>> Start

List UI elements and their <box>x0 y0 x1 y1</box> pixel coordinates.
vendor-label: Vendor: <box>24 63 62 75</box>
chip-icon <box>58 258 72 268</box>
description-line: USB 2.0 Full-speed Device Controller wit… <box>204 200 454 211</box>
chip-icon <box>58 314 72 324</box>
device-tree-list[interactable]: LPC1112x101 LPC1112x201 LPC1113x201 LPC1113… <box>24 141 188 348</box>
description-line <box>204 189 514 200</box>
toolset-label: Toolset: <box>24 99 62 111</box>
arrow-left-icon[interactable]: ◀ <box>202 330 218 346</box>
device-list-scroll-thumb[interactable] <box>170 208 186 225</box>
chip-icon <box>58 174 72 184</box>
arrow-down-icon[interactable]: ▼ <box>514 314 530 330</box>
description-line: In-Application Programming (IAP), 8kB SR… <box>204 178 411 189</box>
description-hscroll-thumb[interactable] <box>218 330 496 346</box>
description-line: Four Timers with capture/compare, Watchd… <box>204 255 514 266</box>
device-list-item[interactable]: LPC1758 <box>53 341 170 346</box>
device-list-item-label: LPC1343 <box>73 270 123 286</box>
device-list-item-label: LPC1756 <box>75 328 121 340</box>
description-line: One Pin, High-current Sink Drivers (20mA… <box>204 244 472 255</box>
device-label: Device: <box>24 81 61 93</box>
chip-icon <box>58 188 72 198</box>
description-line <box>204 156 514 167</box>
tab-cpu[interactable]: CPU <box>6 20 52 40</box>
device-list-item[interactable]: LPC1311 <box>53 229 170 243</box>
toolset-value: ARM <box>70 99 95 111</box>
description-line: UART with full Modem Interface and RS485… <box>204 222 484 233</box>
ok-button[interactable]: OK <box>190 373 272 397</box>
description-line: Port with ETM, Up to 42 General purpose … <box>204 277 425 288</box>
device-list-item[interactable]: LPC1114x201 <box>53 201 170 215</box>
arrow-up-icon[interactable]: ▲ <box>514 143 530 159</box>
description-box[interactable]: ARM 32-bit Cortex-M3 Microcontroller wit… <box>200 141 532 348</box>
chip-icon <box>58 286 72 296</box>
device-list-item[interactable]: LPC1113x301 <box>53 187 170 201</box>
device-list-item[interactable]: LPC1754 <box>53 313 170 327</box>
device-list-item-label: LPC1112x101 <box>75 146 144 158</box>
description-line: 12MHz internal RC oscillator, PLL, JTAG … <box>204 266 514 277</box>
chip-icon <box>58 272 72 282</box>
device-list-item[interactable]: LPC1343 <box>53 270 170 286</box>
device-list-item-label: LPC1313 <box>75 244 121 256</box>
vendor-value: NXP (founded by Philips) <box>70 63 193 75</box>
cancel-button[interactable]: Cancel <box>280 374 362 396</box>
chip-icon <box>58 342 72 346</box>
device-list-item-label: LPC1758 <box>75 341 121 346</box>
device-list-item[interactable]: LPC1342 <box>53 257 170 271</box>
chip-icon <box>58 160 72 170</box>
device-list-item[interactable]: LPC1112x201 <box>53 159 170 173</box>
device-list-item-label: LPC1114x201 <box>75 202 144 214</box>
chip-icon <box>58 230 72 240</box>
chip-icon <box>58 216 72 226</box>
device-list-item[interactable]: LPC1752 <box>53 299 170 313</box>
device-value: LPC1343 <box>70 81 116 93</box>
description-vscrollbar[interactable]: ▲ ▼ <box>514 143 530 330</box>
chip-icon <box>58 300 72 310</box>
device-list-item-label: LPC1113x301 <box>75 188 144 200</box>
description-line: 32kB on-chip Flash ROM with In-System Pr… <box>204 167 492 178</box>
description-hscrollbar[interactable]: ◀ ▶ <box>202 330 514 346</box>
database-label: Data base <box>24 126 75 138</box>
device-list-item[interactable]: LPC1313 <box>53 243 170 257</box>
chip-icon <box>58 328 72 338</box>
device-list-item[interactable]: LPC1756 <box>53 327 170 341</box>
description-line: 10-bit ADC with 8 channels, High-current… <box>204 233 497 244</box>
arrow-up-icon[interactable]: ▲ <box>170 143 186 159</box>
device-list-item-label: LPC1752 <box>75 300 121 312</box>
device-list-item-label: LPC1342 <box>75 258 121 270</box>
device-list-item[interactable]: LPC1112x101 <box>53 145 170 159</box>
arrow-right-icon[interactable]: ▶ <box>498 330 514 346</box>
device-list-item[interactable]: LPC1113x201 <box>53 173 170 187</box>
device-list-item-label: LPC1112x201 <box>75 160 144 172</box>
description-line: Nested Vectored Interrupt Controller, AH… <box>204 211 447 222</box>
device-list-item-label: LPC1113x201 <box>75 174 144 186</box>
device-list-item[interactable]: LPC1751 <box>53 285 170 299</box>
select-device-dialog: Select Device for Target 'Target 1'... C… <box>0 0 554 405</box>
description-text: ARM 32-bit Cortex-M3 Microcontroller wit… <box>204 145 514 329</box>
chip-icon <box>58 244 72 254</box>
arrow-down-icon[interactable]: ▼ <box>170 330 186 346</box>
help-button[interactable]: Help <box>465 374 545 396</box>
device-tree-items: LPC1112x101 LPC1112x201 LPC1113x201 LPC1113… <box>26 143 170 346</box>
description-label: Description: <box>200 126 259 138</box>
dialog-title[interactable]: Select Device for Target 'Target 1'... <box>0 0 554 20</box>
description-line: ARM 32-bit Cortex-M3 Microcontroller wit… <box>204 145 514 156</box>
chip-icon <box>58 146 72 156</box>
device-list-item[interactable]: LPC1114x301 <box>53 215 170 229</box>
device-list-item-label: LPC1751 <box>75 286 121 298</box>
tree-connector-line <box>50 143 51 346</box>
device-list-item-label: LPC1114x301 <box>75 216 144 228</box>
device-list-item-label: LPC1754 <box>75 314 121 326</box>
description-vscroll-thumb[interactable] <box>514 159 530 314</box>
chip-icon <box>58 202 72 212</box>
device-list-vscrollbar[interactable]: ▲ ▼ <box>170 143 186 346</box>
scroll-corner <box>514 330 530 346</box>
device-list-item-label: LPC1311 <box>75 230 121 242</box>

>> End

▸ **SHORT PROBLEM**
Copy every one of the lines above without any change.

▸ **RESULT OF THIS TASK**
List UI elements and their <box>x0 y0 x1 y1</box> pixel coordinates.
vendor-label: Vendor: <box>24 63 62 75</box>
chip-icon <box>58 258 72 268</box>
description-line: USB 2.0 Full-speed Device Controller wit… <box>204 200 454 211</box>
chip-icon <box>58 314 72 324</box>
device-tree-list[interactable]: LPC1112x101 LPC1112x201 LPC1113x201 LPC1113… <box>24 141 188 348</box>
description-line <box>204 189 514 200</box>
toolset-label: Toolset: <box>24 99 62 111</box>
arrow-left-icon[interactable]: ◀ <box>202 330 218 346</box>
device-list-scroll-thumb[interactable] <box>170 208 186 225</box>
chip-icon <box>58 174 72 184</box>
arrow-down-icon[interactable]: ▼ <box>514 314 530 330</box>
description-line: In-Application Programming (IAP), 8kB SR… <box>204 178 411 189</box>
description-hscroll-thumb[interactable] <box>218 330 496 346</box>
description-line: Four Timers with capture/compare, Watchd… <box>204 255 514 266</box>
device-list-item[interactable]: LPC1758 <box>53 341 170 346</box>
device-list-item-label: LPC1343 <box>73 270 123 286</box>
device-list-item-label: LPC1756 <box>75 328 121 340</box>
description-line: One Pin, High-current Sink Drivers (20mA… <box>204 244 472 255</box>
device-label: Device: <box>24 81 61 93</box>
chip-icon <box>58 188 72 198</box>
description-line <box>204 156 514 167</box>
tab-cpu[interactable]: CPU <box>6 20 52 40</box>
device-list-item[interactable]: LPC1311 <box>53 229 170 243</box>
toolset-value: ARM <box>70 99 95 111</box>
description-line: UART with full Modem Interface and RS485… <box>204 222 484 233</box>
ok-button[interactable]: OK <box>190 373 272 397</box>
description-line: Port with ETM, Up to 42 General purpose … <box>204 277 425 288</box>
device-list-item[interactable]: LPC1114x201 <box>53 201 170 215</box>
arrow-up-icon[interactable]: ▲ <box>514 143 530 159</box>
description-box[interactable]: ARM 32-bit Cortex-M3 Microcontroller wit… <box>200 141 532 348</box>
chip-icon <box>58 286 72 296</box>
device-list-item[interactable]: LPC1113x301 <box>53 187 170 201</box>
device-list-item[interactable]: LPC1754 <box>53 313 170 327</box>
device-list-item-label: LPC1112x101 <box>75 146 144 158</box>
description-line: 12MHz internal RC oscillator, PLL, JTAG … <box>204 266 514 277</box>
chip-icon <box>58 272 72 282</box>
device-list-item[interactable]: LPC1343 <box>53 270 170 286</box>
device-list-item-label: LPC1313 <box>75 244 121 256</box>
vendor-value: NXP (founded by Philips) <box>70 63 193 75</box>
cancel-button[interactable]: Cancel <box>280 374 362 396</box>
chip-icon <box>58 342 72 346</box>
device-list-item-label: LPC1758 <box>75 341 121 346</box>
device-list-item[interactable]: LPC1342 <box>53 257 170 271</box>
chip-icon <box>58 160 72 170</box>
device-list-item[interactable]: LPC1112x201 <box>53 159 170 173</box>
device-list-item-label: LPC1114x201 <box>75 202 144 214</box>
chip-icon <box>58 230 72 240</box>
chip-icon <box>58 216 72 226</box>
device-list-item[interactable]: LPC1752 <box>53 299 170 313</box>
device-value: LPC1343 <box>70 81 116 93</box>
description-vscrollbar[interactable]: ▲ ▼ <box>514 143 530 330</box>
chip-icon <box>58 300 72 310</box>
device-list-item-label: LPC1113x301 <box>75 188 144 200</box>
description-line: 32kB on-chip Flash ROM with In-System Pr… <box>204 167 492 178</box>
description-hscrollbar[interactable]: ◀ ▶ <box>202 330 514 346</box>
database-label: Data base <box>24 126 75 138</box>
device-list-item[interactable]: LPC1313 <box>53 243 170 257</box>
chip-icon <box>58 328 72 338</box>
device-list-item[interactable]: LPC1756 <box>53 327 170 341</box>
description-line: 10-bit ADC with 8 channels, High-current… <box>204 233 497 244</box>
arrow-up-icon[interactable]: ▲ <box>170 143 186 159</box>
device-list-item-label: LPC1752 <box>75 300 121 312</box>
device-list-item-label: LPC1342 <box>75 258 121 270</box>
device-list-item[interactable]: LPC1112x101 <box>53 145 170 159</box>
arrow-right-icon[interactable]: ▶ <box>498 330 514 346</box>
device-list-item[interactable]: LPC1113x201 <box>53 173 170 187</box>
device-list-item-label: LPC1112x201 <box>75 160 144 172</box>
description-line: Nested Vectored Interrupt Controller, AH… <box>204 211 447 222</box>
device-list-item-label: LPC1113x201 <box>75 174 144 186</box>
device-list-item[interactable]: LPC1751 <box>53 285 170 299</box>
select-device-dialog: Select Device for Target 'Target 1'... C… <box>0 0 554 405</box>
description-text: ARM 32-bit Cortex-M3 Microcontroller wit… <box>204 145 514 329</box>
chip-icon <box>58 244 72 254</box>
arrow-down-icon[interactable]: ▼ <box>170 330 186 346</box>
help-button[interactable]: Help <box>465 374 545 396</box>
device-tree-items: LPC1112x101 LPC1112x201 LPC1113x201 LPC1113… <box>26 143 170 346</box>
description-label: Description: <box>200 126 259 138</box>
dialog-title[interactable]: Select Device for Target 'Target 1'... <box>0 0 554 20</box>
description-line: ARM 32-bit Cortex-M3 Microcontroller wit… <box>204 145 514 156</box>
chip-icon <box>58 146 72 156</box>
device-list-item[interactable]: LPC1114x301 <box>53 215 170 229</box>
device-list-item-label: LPC1751 <box>75 286 121 298</box>
tree-connector-line <box>50 143 51 346</box>
device-list-item-label: LPC1114x301 <box>75 216 144 228</box>
device-list-item-label: LPC1754 <box>75 314 121 326</box>
description-vscroll-thumb[interactable] <box>514 159 530 314</box>
chip-icon <box>58 202 72 212</box>
device-list-vscrollbar[interactable]: ▲ ▼ <box>170 143 186 346</box>
scroll-corner <box>514 330 530 346</box>
device-list-item-label: LPC1311 <box>75 230 121 242</box>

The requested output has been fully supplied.